Exercise directions:
Go through the lines below. Copy those with "直截了当费由直截了当工程费和措施费构成".
....................
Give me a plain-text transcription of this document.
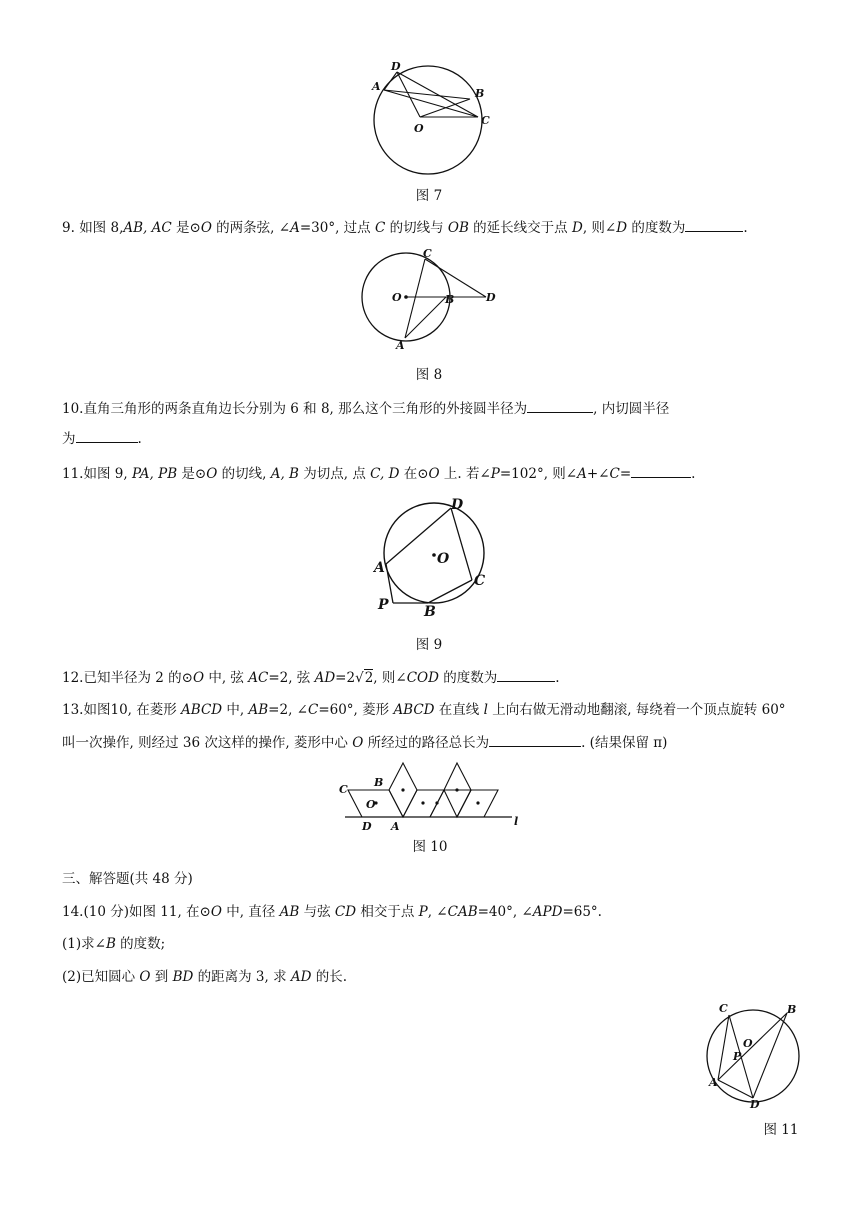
D
A
B
O
C
图 7
9. 如图 8,AB, AC 是⊙O 的两条弦, ∠A=30°, 过点 C 的切线与 OB 的延长线交于点 D, 则∠D 的度数为	.
C
O	B	D
A
图 8
10.直角三角形的两条直角边长分别为 6 和 8, 那么这个三角形的外接圆半径为	, 内切圆半径
为	.
11.如图 9, PA, PB 是⊙O 的切线, A, B 为切点, 点 C, D 在⊙O 上. 若∠P=102°, 则∠A+∠C=	.
D
O
A
C
P	B
图 9
12.已知半径为 2 的⊙O 中, 弦 AC=2, 弦 AD=2√2, 则∠COD 的度数为	.
13.如图10, 在菱形 ABCD 中, AB=2, ∠C=60°, 菱形 ABCD 在直线 l 上向右做无滑动地翻滚, 每绕着一个顶点旋转 60°
叫一次操作, 则经过 36 次这样的操作, 菱形中心 O 所经过的路径总长为	. (结果保留 π)
C
B
O
D A	l
图 10
三、解答题(共 48 分)
14.(10 分)如图 11, 在⊙O 中, 直径 AB 与弦 CD 相交于点 P, ∠CAB=40°, ∠APD=65°.
(1)求∠B 的度数;
(2)已知圆心 O 到 BD 的距离为 3, 求 AD 的长.
C	B
O
P
A
D
图 11
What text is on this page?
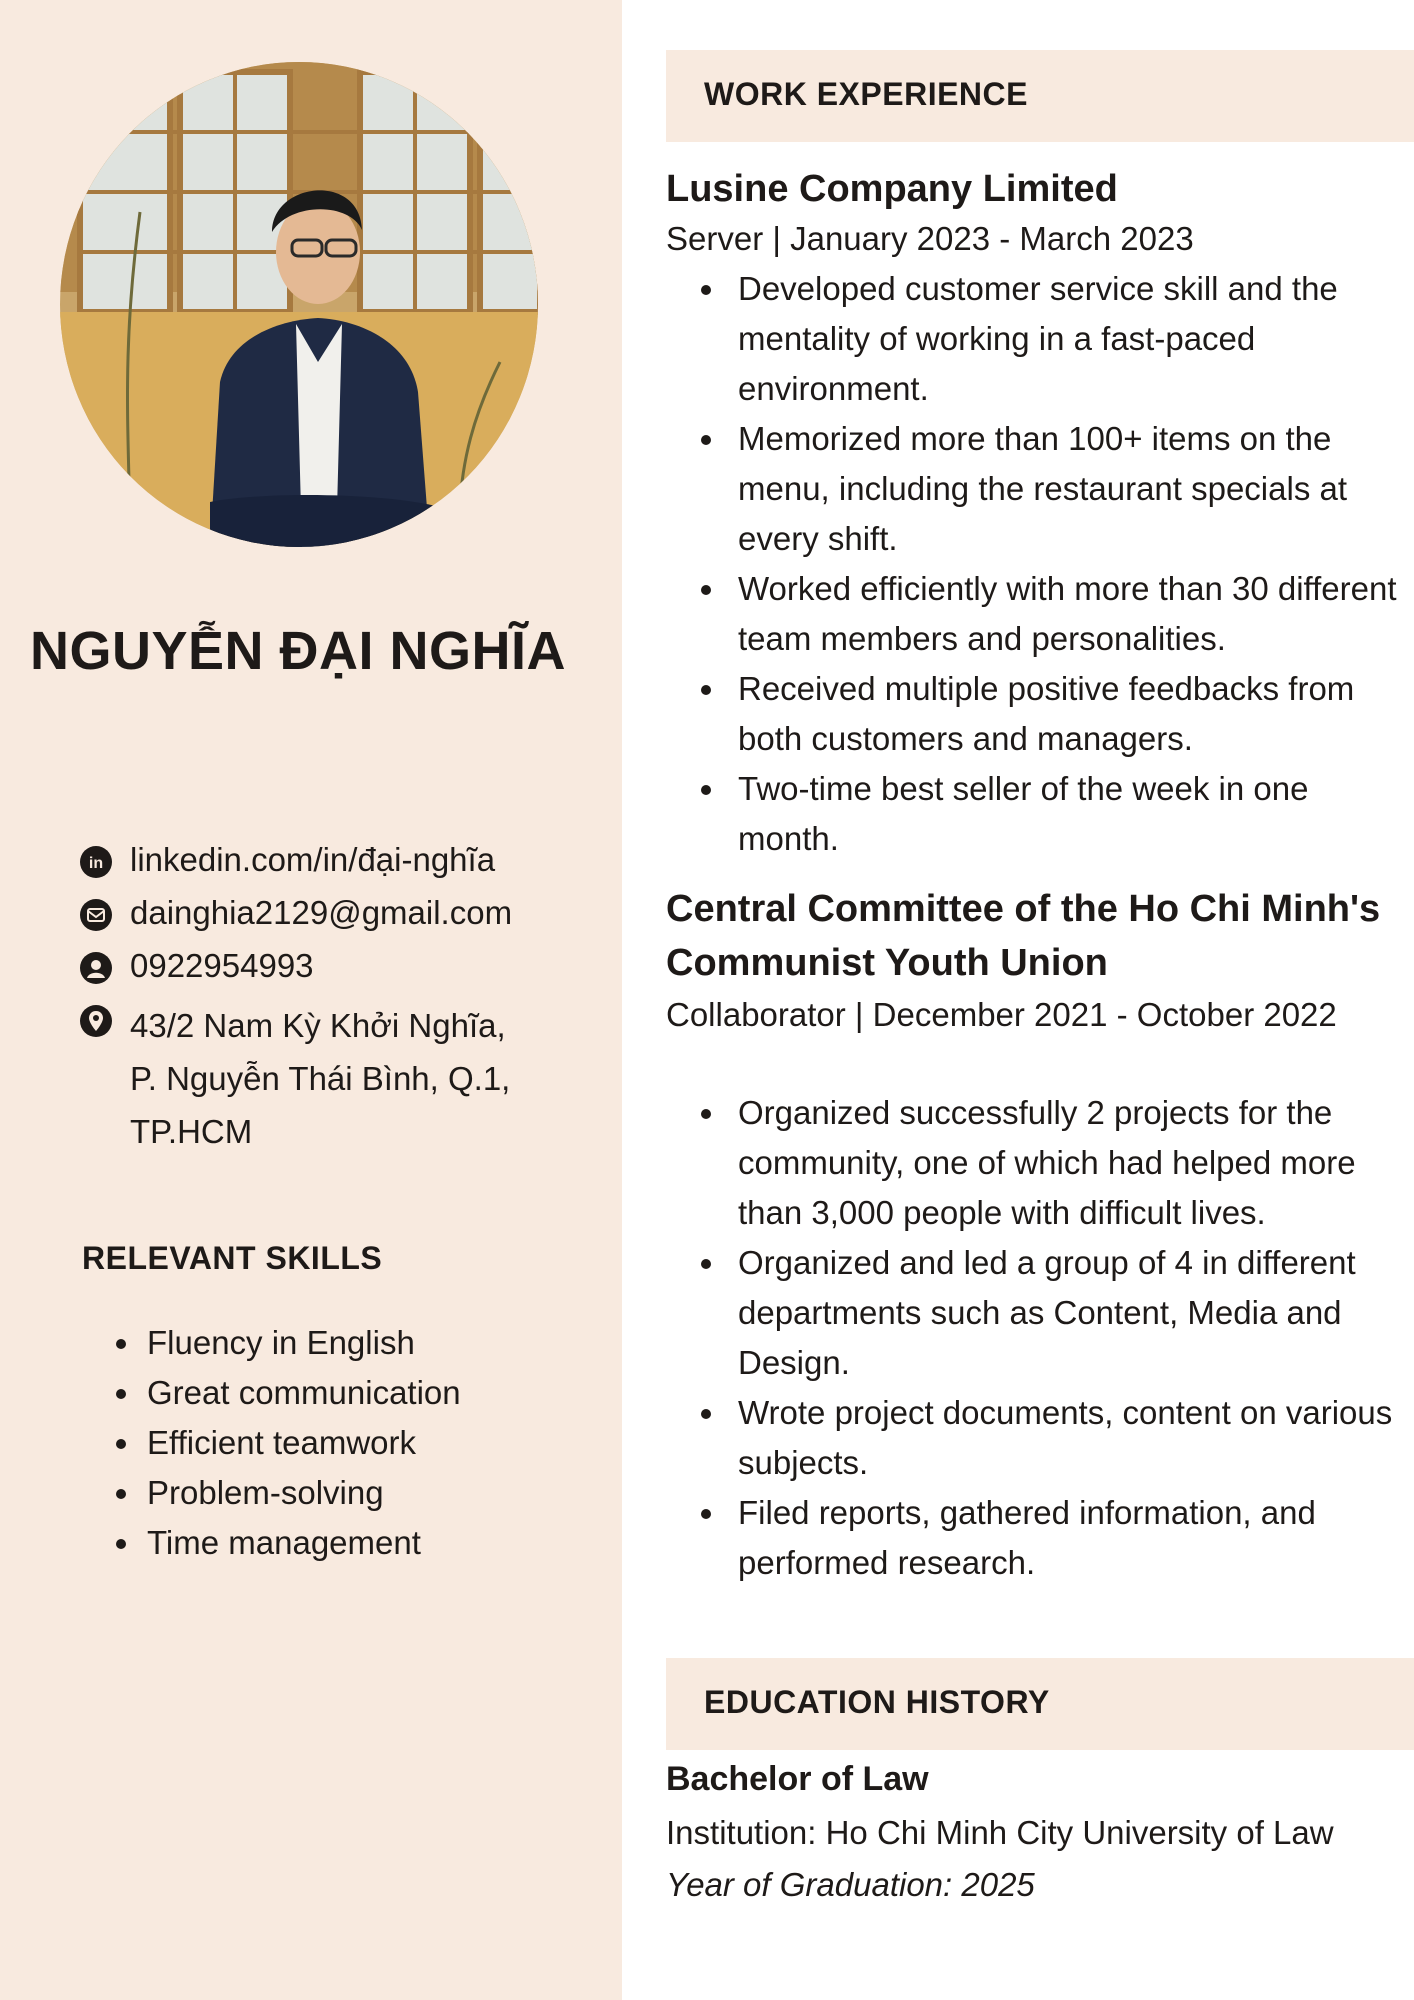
NGUYỄN ĐẠI NGHĨA
in linkedin.com/in/đại-nghĩa
dainghia2129@gmail.com
0922954993
43/2 Nam Kỳ Khởi Nghĩa,
P. Nguyễn Thái Bình, Q.1,
TP.HCM
RELEVANT SKILLS
• Fluency in English
• Great communication
• Efficient teamwork
• Problem-solving
• Time management
WORK EXPERIENCE
Lusine Company Limited
Server | January 2023 - March 2023
• Developed customer service skill and the mentality of working in a fast-paced environment.
• Memorized more than 100+ items on the menu, including the restaurant specials at every shift.
• Worked efficiently with more than 30 different team members and personalities.
• Received multiple positive feedbacks from both customers and managers.
• Two-time best seller of the week in one month.
Central Committee of the Ho Chi Minh's Communist Youth Union
Collaborator | December 2021 - October 2022
• Organized successfully 2 projects for the community, one of which had helped more than 3,000 people with difficult lives.
• Organized and led a group of 4 in different departments such as Content, Media and Design.
• Wrote project documents, content on various subjects.
• Filed reports, gathered information, and performed research.
EDUCATION HISTORY
Bachelor of Law
Institution: Ho Chi Minh City University of Law
Year of Graduation: 2025
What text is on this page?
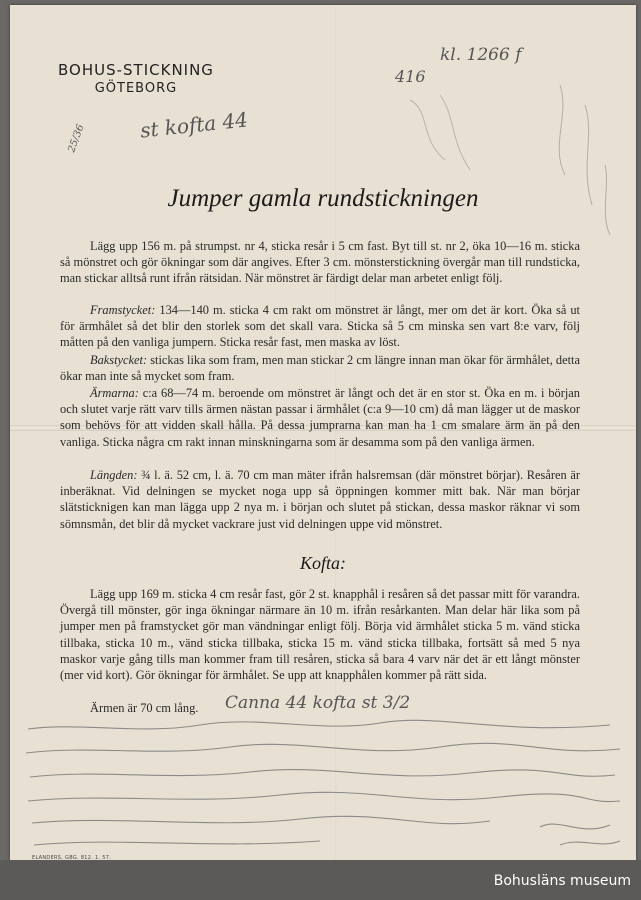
BOHUS-STICKNING
GÖTEBORG
kl. 1266 f
416
st kofta 44
25/36
Jumper gamla rundstickningen

Lägg upp 156 m. på strumpst. nr 4, sticka resår i 5 cm fast. Byt till st. nr 2, öka 10—16 m. sticka så mönstret och gör ökningar som där angives. Efter 3 cm. mönsterstickning övergår man till rundsticka, man stickar alltså runt ifrån rätsidan. När mönstret är färdigt delar man arbetet enligt följ.

Framstycket: 134—140 m. sticka 4 cm rakt om mönstret är långt, mer om det är kort. Öka så ut för ärmhålet så det blir den storlek som det skall vara. Sticka så 5 cm minska sen vart 8:e varv, följ måtten på den vanliga jumpern. Sticka resår fast, men maska av löst.

Bakstycket: stickas lika som fram, men man stickar 2 cm längre innan man ökar för ärmhålet, detta ökar man inte så mycket som fram.

Ärmarna: c:a 68—74 m. beroende om mönstret är långt och det är en stor st. Öka en m. i början och slutet varje rätt varv tills ärmen nästan passar i ärmhålet (c:a 9—10 cm) då man lägger ut de maskor som behövs för att vidden skall hålla. På dessa jumprarna kan man ha 1 cm smalare ärm än på den vanliga. Sticka några cm rakt innan minskningarna som är desamma som på den vanliga ärmen.

Längden: ¾ l. ä. 52 cm, l. ä. 70 cm man mäter ifrån halsremsan (där mönstret börjar). Resåren är inberäknat. Vid delningen se mycket noga upp så öppningen kommer mitt bak. När man börjar slätsticknigen kan man lägga upp 2 nya m. i början och slutet på stickan, dessa maskor räknar vi som sömnsmån, det blir då mycket vackrare just vid delningen uppe vid mönstret.

Kofta:

Lägg upp 169 m. sticka 4 cm resår fast, gör 2 st. knapphål i resåren så det passar mitt för varandra. Övergå till mönster, gör inga ökningar närmare än 10 m. ifrån resårkanten. Man delar här lika som på jumper men på framstycket gör man vändningar enligt följ. Börja vid ärmhålet sticka 5 m. vänd sticka tillbaka, sticka 10 m., vänd sticka tillbaka, sticka 15 m. vänd sticka tillbaka, fortsätt så med 5 nya maskor varje gång tills man kommer fram till resåren, sticka så bara 4 varv när det är ett långt mönster (mer vid kort). Gör ökningar för ärmhålet. Se upp att knapphålen kommer på rätt sida.

Ärmen är 70 cm lång. Canna 44 kofta st 3/2
ELANDERS, GBG. 812. 1. 57.
Bohusläns museum
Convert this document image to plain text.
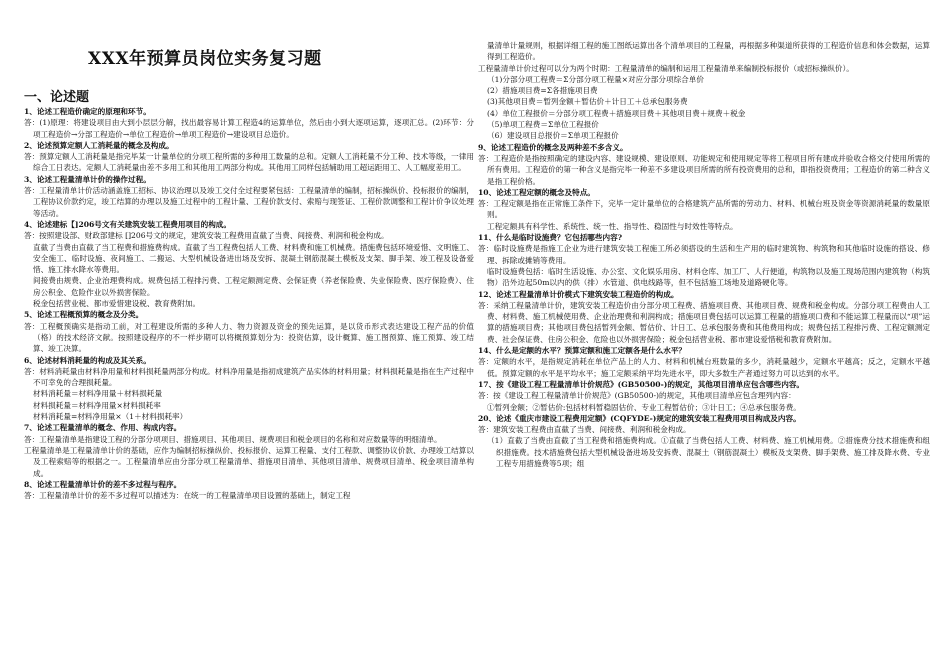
XXX年预算员岗位实务复习题
一、论述题

1、论述工程造价确定的原理和环节。

答：(1)原理：将建设项目由大到小层层分解，找出最容易计算工程造4的运算单位，然后由小到大逐项运算，逐项汇总。(2)环节：分项工程造价→分部工程造价→单位工程造价→单项工程造价→建设项目总造价。

2、论述预算定额人工消耗量的概念及构成。

答：预算定额人工消耗量是指完毕某一计量单位的分项工程所需的多种用工数量的总和。定额人工消耗量不分工种、技术等级，一律用综合工日表达。定额人工消耗量由差不多用工和其他用工两部分构成。其他用工同样包括辅助用工超运距用工、人工幅度差用工。

3、论述工程量清单计价的操作过程。

答：工程量清单计价活动涵盖施工招标、协议治理以及竣工交付全过程要紧包括：工程量清单的编制，招标操纵价、投标报价的编制，工程协议价款约定，竣工结算的办理以及施工过程中的工程计量、工程价款支付、索赔与现签证、工程价款调整和工程计价争议处理等活动。

4、论述建标【]206号文有关建筑安装工程费用项目的构成。

答：按照建设部、财政部建标 []206号文的规定，建筑安装工程费用直截了当费、间接费、利润和税金构成。

直截了当费由直截了当工程费和措施费构成。直截了当工程费包括人工费、材料费和施工机械费。措施费包括环境爱惜、文明施工、安全施工、临时设施、夜间施工、二搬运、大型机械设备进出场及安拆、混凝土钢筋混凝土模板及支架、脚手架、竣工程及设备爱惜、施工排水降水等费用。

间接费由规费、企业治理费构成。规费包括工程排污费、工程定额测定费、会保证费（养老保险费、失业保险费、医疗保险费）、住房公积金、危险作业以外损害保险。

税金包括营业税、都市爱惜建设税、教育费附加。

5、论述工程概预算的概念及分类。

答：工程概预确实是指动工前，对工程建设所需的多种人力、物力资源及资金的预先运算，是以货币形式表达建设工程产品的价值（格）的技术经济文献。按照建设程序的不一样步期可以将概预算划分为：投资估算，设计概算、施工图预算、施工预算、竣工结算、竣工决算。

6、论述材料消耗量的构成及其关系。

答：材料消耗量由材料净用量和材料损耗量两部分构成。材料净用量是指初成建筑产品实体的材料用量；材料损耗量是指在生产过程中不可幸免的合理损耗量。

材料消耗量＝材料净用量＋材料损耗量

材料损耗量＝材料净用量×材料损耗率

材料消耗量=材料净用量×（1＋材料损耗率）

7、论述工程量清单的概念、作用、构成内容。

答：工程量清单是指建设工程的分部分项项目、措施项目、其他项目、规费项目和税金项目的名称和对应数量等的明细清单。

工程量清单是工程量清单计价的基础，应作为编制招标操纵价、投标报价、运算工程量、支付工程款、调整协议价款、办理竣工结算以及工程索赔等的根据之一。工程量清单应由分部分项工程量清单、措施项目清单、其他项目清单、规费项目清单、税金项目清单构成。

8、论述工程量清单计价的差不多过程与程序。

答：工程量清单计价的差不多过程可以描述为：在统一的工程量清单项目设置的基础上，制定工程

量清单计量规则，根据详细工程的施工图纸运算出各个清单项目的工程量，再根据多种渠道所获得的工程造价信息和体会数据，运算得到工程造价。

工程量清单计价过程可以分为两个时期：工程量清单的编制和运用工程量清单来编制投标报价（或招标操纵价）。

（1)分部分项工程费＝Σ分部分项工程量×对应分部分项综合单价

(2）措施项目费=Σ各措施项目费

(3)其他项目费＝暂列金额＋暂估价＋计日工＋总承包服务费

(4）单位工程报价＝分部分项工程费＋措施项目费＋其他项目费＋规费＋税金

（5)单项工程费＝Σ单位工程报价

（6）建设项目总报价＝Σ单项工程报价

9、论述工程造价的概念及两种差不多含义。

答：工程造价是指按照确定的建设内容、建设规模、建设原则、功能规定和使用规定等将工程项目所有建成并验收合格交付使用所需的所有费用。工程造价的第一种含义是指完毕一种差不多建设项目所需的所有投资费用的总和，即指投资费用；工程造价的第二种含义是指工程价格。

10、论述工程定额的概念及特点。

答：工程定额是指在正常施工条件下，完毕一定计量单位的合格建筑产品所需的劳动力、材料、机械台班及资金等资源消耗量的数量原则。

工程定额具有科学性、系统性、统一性、指导性、稳固性与时效性等特点。

11、什么是临时设施费？它包括哪些内容?

答：临时设施费是指施工企业为进行建筑安装工程施工所必须搭设的生活和生产用的临时建筑物、构筑物和其他临时设施的搭设、修理、拆除或摊销等费用。

临时设施费包括：临时生活设施、办公室、文化娱乐用房、材料仓库、加工厂、人行便道，构筑物以及施工现场范围内建筑物（构筑物）沿外边起50m以内的供（排）水管道、供电线路等，但不包括施工场地及道路硬化等。

12、论述工程量清单计价模式下建筑安装工程造价的构成。

答：采纳工程量清单计价，建筑安装工程造价由分部分项工程费、措施项目费、其他项目费、规费和税金构成。分部分项工程费由人工费、材料费、施工机械使用费、企业治理费和利润构成；措施项目费包括可以运算工程量的措施项口费和不能运算工程量而以“项”运算的措施项目费；其他项目费包括暂列金额、暂估价、计日工、总承包服务费和其他费用构成；规费包括工程排污费、工程定额测定费、社会保证费、住房公积金、危险也以外损害保险；税金包括营业税、都市建设爱惜税和教育费附加。

14、什么是定额的水平？预算定额和施工定额各是什么水平？

答：定额的水平，是指规定消耗在单位产品上的人力、材料和机械台班数量的多少，消耗量越少，定额水平越高；反之，定额水平越低。预算定额的水平是平均水平；施工定额采纳平均先进水平，即大多数生产者通过努力可以达到的水平。

17、按《建设工程工程量清单计价规范》(GB50500-)的规定，其他项目清单应包含哪些内容。

答：按《建设工程工程量清单计价规范》(GB50500-)的规定，其他项目清单应包含理列内容：

①暂列金额；②暂估价:包括材料暂稳固估价、专业工程暂估价；③计日工；④总承包服务费。

20、论述《重庆市建设工程费用定额》(CQFYDE-)规定的建筑安装工程费用项目构成及内容。

答：建筑安装工程费由直截了当费、间接费、利润和税金构成。

（1）直截了当费由直截了当工程费和措施费构成。①直截了当费包括人工费、材料费、施工机械用费。②措施费分技术措施费和组织措施费。技术措施费包括大型机械设备进场及安拆费、混凝土（钢筋混凝土）模板及支架费、脚手架费、施工排及降水费、专业工程专用措施费等5项；组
....................
Written answer:
直截了当费由直截了当工程费和措施费构成。直截了当工程费包括人工费、材料费和施工机械费。措施费包括环境爱惜、文明施工、安全施工、临时设施、夜间施工、二搬运、大型机械设备进出场及安拆、混凝土钢筋混凝土模板及支架、脚手架、竣工程及设备爱惜、施工排水降水等费用。
（1）直截了当费由直截了当工程费和措施费构成。①直截了当费包括人工费、材料费、施工机械用费。②措施费分技术措施费和组织措施费。技术措施费包括大型机械设备进场及安拆费、混凝土（钢筋混凝土）模板及支架费、脚手架费、施工排及降水费、专业工程专用措施费等5项；组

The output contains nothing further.